Stored data entries
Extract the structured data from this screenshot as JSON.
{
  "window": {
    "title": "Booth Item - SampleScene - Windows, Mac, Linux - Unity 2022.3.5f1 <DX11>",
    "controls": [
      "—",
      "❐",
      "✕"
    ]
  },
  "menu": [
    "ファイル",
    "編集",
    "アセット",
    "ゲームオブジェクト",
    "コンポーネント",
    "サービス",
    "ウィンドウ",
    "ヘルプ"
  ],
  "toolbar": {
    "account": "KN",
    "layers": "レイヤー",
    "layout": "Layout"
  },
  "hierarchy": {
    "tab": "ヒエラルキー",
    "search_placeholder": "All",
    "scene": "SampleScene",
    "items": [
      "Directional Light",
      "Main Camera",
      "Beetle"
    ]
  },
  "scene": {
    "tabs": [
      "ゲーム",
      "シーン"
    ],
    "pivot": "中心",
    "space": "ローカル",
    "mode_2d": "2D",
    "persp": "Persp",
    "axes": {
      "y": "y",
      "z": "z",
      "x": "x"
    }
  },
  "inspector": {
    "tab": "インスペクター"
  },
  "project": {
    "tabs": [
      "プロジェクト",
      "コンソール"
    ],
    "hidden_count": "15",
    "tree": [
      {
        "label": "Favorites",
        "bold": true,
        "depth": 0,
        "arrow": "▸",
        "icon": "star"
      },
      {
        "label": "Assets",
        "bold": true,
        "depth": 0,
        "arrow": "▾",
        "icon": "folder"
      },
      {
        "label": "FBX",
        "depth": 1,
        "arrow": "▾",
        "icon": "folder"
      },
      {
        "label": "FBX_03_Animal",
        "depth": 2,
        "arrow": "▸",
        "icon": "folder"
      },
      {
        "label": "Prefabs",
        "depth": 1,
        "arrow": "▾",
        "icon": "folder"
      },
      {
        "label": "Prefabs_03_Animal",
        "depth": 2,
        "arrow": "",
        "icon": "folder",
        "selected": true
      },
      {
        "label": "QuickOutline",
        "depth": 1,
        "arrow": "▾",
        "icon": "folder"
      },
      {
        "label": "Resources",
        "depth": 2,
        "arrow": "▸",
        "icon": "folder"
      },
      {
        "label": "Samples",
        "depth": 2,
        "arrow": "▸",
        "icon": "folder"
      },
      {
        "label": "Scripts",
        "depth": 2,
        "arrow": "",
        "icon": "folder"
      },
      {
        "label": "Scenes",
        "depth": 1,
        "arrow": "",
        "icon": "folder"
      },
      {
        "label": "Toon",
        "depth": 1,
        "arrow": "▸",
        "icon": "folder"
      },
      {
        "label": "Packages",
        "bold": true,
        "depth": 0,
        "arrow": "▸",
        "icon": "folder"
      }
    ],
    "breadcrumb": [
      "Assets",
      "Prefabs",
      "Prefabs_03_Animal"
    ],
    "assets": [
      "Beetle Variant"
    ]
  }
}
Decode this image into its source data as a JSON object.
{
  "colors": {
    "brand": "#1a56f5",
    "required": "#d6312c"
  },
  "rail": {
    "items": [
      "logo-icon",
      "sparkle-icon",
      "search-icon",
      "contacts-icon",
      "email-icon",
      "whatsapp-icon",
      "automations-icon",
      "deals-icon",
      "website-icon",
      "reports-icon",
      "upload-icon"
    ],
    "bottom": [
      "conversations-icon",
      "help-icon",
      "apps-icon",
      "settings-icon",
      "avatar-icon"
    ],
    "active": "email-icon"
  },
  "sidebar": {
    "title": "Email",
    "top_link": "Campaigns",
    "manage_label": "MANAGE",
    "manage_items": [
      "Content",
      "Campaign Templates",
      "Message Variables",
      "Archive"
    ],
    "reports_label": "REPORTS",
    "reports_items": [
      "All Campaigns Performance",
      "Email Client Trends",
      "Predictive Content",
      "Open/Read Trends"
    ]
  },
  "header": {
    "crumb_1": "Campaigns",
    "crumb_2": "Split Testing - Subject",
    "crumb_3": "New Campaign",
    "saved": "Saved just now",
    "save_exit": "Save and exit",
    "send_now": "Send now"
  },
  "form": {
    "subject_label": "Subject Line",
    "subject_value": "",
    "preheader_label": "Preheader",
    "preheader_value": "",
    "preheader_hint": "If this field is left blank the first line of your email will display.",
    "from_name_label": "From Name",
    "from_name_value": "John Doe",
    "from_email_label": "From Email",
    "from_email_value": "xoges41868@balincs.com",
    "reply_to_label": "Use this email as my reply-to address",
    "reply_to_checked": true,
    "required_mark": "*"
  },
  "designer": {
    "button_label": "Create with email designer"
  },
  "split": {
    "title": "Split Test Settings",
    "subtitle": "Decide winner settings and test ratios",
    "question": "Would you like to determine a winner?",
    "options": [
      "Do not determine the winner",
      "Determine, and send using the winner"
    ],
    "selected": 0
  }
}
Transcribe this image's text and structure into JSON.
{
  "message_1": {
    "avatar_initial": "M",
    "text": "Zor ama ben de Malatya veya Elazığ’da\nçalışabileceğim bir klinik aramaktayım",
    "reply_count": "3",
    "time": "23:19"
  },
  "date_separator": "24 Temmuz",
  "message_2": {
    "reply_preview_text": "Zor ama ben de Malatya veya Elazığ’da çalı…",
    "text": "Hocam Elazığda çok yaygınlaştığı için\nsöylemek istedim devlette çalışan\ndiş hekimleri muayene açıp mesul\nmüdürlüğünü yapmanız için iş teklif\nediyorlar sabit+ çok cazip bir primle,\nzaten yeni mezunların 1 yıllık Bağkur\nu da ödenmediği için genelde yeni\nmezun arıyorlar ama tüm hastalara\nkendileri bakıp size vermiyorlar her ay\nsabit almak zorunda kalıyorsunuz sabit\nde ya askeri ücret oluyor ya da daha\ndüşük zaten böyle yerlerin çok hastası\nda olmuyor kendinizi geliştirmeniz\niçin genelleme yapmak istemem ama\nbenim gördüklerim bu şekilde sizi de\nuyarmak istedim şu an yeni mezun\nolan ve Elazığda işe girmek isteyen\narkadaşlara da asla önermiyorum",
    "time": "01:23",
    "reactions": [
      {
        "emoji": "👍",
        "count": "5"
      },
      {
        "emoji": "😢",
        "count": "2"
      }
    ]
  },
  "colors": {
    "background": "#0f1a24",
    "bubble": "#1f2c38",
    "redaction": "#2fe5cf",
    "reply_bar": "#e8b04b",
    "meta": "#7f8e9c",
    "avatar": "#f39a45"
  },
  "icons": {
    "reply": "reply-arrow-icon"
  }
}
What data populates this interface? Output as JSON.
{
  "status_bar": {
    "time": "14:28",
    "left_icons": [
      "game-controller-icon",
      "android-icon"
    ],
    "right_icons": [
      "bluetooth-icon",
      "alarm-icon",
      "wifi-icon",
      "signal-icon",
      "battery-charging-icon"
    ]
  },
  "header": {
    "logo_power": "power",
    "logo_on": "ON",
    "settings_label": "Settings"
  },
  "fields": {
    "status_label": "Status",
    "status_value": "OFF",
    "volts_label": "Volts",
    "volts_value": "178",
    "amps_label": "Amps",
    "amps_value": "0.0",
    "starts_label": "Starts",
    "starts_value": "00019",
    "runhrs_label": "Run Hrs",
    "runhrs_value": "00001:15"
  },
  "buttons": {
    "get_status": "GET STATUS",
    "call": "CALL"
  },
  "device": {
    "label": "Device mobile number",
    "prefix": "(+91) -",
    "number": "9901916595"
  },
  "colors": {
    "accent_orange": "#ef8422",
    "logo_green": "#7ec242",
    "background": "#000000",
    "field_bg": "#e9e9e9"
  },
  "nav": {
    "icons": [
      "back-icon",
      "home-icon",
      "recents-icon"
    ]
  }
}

## CHALLENGE
Output each record precisely as given.

## WRITTEN SOLUTION
Extract the structured data from this screenshot as JSON.
{
  "window": {
    "title": "Booth Item - SampleScene - Windows, Mac, Linux - Unity 2022.3.5f1 <DX11>",
    "controls": [
      "—",
      "❐",
      "✕"
    ]
  },
  "menu": [
    "ファイル",
    "編集",
    "アセット",
    "ゲームオブジェクト",
    "コンポーネント",
    "サービス",
    "ウィンドウ",
    "ヘルプ"
  ],
  "toolbar": {
    "account": "KN",
    "layers": "レイヤー",
    "layout": "Layout"
  },
  "hierarchy": {
    "tab": "ヒエラルキー",
    "search_placeholder": "All",
    "scene": "SampleScene",
    "items": [
      "Directional Light",
      "Main Camera",
      "Beetle"
    ]
  },
  "scene": {
    "tabs": [
      "ゲーム",
      "シーン"
    ],
    "pivot": "中心",
    "space": "ローカル",
    "mode_2d": "2D",
    "persp": "Persp",
    "axes": {
      "y": "y",
      "z": "z",
      "x": "x"
    }
  },
  "inspector": {
    "tab": "インスペクター"
  },
  "project": {
    "tabs": [
      "プロジェクト",
      "コンソール"
    ],
    "hidden_count": "15",
    "tree": [
      {
        "label": "Favorites",
        "bold": true,
        "depth": 0,
        "arrow": "▸",
        "icon": "star"
      },
      {
        "label": "Assets",
        "bold": true,
        "depth": 0,
        "arrow": "▾",
        "icon": "folder"
      },
      {
        "label": "FBX",
        "depth": 1,
        "arrow": "▾",
        "icon": "folder"
      },
      {
        "label": "FBX_03_Animal",
        "depth": 2,
        "arrow": "▸",
        "icon": "folder"
      },
      {
        "label": "Prefabs",
        "depth": 1,
        "arrow": "▾",
        "icon": "folder"
      },
      {
        "label": "Prefabs_03_Animal",
        "depth": 2,
        "arrow": "",
        "icon": "folder",
        "selected": true
      },
      {
        "label": "QuickOutline",
        "depth": 1,
        "arrow": "▾",
        "icon": "folder"
      },
      {
        "label": "Resources",
        "depth": 2,
        "arrow": "▸",
        "icon": "folder"
      },
      {
        "label": "Samples",
        "depth": 2,
        "arrow": "▸",
        "icon": "folder"
      },
      {
        "label": "Scripts",
        "depth": 2,
        "arrow": "",
        "icon": "folder"
      },
      {
        "label": "Scenes",
        "depth": 1,
        "arrow": "",
        "icon": "folder"
      },
      {
        "label": "Toon",
        "depth": 1,
        "arrow": "▸",
        "icon": "folder"
      },
      {
        "label": "Packages",
        "bold": true,
        "depth": 0,
        "arrow": "▸",
        "icon": "folder"
      }
    ],
    "breadcrumb": [
      "Assets",
      "Prefabs",
      "Prefabs_03_Animal"
    ],
    "assets": [
      "Beetle Variant"
    ]
  }
}
Decode this image into its source data as a JSON object.
{
  "colors": {
    "brand": "#1a56f5",
    "required": "#d6312c"
  },
  "rail": {
    "items": [
      "logo-icon",
      "sparkle-icon",
      "search-icon",
      "contacts-icon",
      "email-icon",
      "whatsapp-icon",
      "automations-icon",
      "deals-icon",
      "website-icon",
      "reports-icon",
      "upload-icon"
    ],
    "bottom": [
      "conversations-icon",
      "help-icon",
      "apps-icon",
      "settings-icon",
      "avatar-icon"
    ],
    "active": "email-icon"
  },
  "sidebar": {
    "title": "Email",
    "top_link": "Campaigns",
    "manage_label": "MANAGE",
    "manage_items": [
      "Content",
      "Campaign Templates",
      "Message Variables",
      "Archive"
    ],
    "reports_label": "REPORTS",
    "reports_items": [
      "All Campaigns Performance",
      "Email Client Trends",
      "Predictive Content",
      "Open/Read Trends"
    ]
  },
  "header": {
    "crumb_1": "Campaigns",
    "crumb_2": "Split Testing - Subject",
    "crumb_3": "New Campaign",
    "saved": "Saved just now",
    "save_exit": "Save and exit",
    "send_now": "Send now"
  },
  "form": {
    "subject_label": "Subject Line",
    "subject_value": "",
    "preheader_label": "Preheader",
    "preheader_value": "",
    "preheader_hint": "If this field is left blank the first line of your email will display.",
    "from_name_label": "From Name",
    "from_name_value": "John Doe",
    "from_email_label": "From Email",
    "from_email_value": "xoges41868@balincs.com",
    "reply_to_label": "Use this email as my reply-to address",
    "reply_to_checked": true,
    "required_mark": "*"
  },
  "designer": {
    "button_label": "Create with email designer"
  },
  "split": {
    "title": "Split Test Settings",
    "subtitle": "Decide winner settings and test ratios",
    "question": "Would you like to determine a winner?",
    "options": [
      "Do not determine the winner",
      "Determine, and send using the winner"
    ],
    "selected": 0
  }
}
Transcribe this image's text and structure into JSON.
{
  "message_1": {
    "avatar_initial": "M",
    "text": "Zor ama ben de Malatya veya Elazığ’da\nçalışabileceğim bir klinik aramaktayım",
    "reply_count": "3",
    "time": "23:19"
  },
  "date_separator": "24 Temmuz",
  "message_2": {
    "reply_preview_text": "Zor ama ben de Malatya veya Elazığ’da çalı…",
    "text": "Hocam Elazığda çok yaygınlaştığı için\nsöylemek istedim devlette çalışan\ndiş hekimleri muayene açıp mesul\nmüdürlüğünü yapmanız için iş teklif\nediyorlar sabit+ çok cazip bir primle,\nzaten yeni mezunların 1 yıllık Bağkur\nu da ödenmediği için genelde yeni\nmezun arıyorlar ama tüm hastalara\nkendileri bakıp size vermiyorlar her ay\nsabit almak zorunda kalıyorsunuz sabit\nde ya askeri ücret oluyor ya da daha\ndüşük zaten böyle yerlerin çok hastası\nda olmuyor kendinizi geliştirmeniz\niçin genelleme yapmak istemem ama\nbenim gördüklerim bu şekilde sizi de\nuyarmak istedim şu an yeni mezun\nolan ve Elazığda işe girmek isteyen\narkadaşlara da asla önermiyorum",
    "time": "01:23",
    "reactions": [
      {
        "emoji": "👍",
        "count": "5"
      },
      {
        "emoji": "😢",
        "count": "2"
      }
    ]
  },
  "colors": {
    "background": "#0f1a24",
    "bubble": "#1f2c38",
    "redaction": "#2fe5cf",
    "reply_bar": "#e8b04b",
    "meta": "#7f8e9c",
    "avatar": "#f39a45"
  },
  "icons": {
    "reply": "reply-arrow-icon"
  }
}
What data populates this interface? Output as JSON.
{
  "status_bar": {
    "time": "14:28",
    "left_icons": [
      "game-controller-icon",
      "android-icon"
    ],
    "right_icons": [
      "bluetooth-icon",
      "alarm-icon",
      "wifi-icon",
      "signal-icon",
      "battery-charging-icon"
    ]
  },
  "header": {
    "logo_power": "power",
    "logo_on": "ON",
    "settings_label": "Settings"
  },
  "fields": {
    "status_label": "Status",
    "status_value": "OFF",
    "volts_label": "Volts",
    "volts_value": "178",
    "amps_label": "Amps",
    "amps_value": "0.0",
    "starts_label": "Starts",
    "starts_value": "00019",
    "runhrs_label": "Run Hrs",
    "runhrs_value": "00001:15"
  },
  "buttons": {
    "get_status": "GET STATUS",
    "call": "CALL"
  },
  "device": {
    "label": "Device mobile number",
    "prefix": "(+91) -",
    "number": "9901916595"
  },
  "colors": {
    "accent_orange": "#ef8422",
    "logo_green": "#7ec242",
    "background": "#000000",
    "field_bg": "#e9e9e9"
  },
  "nav": {
    "icons": [
      "back-icon",
      "home-icon",
      "recents-icon"
    ]
  }
}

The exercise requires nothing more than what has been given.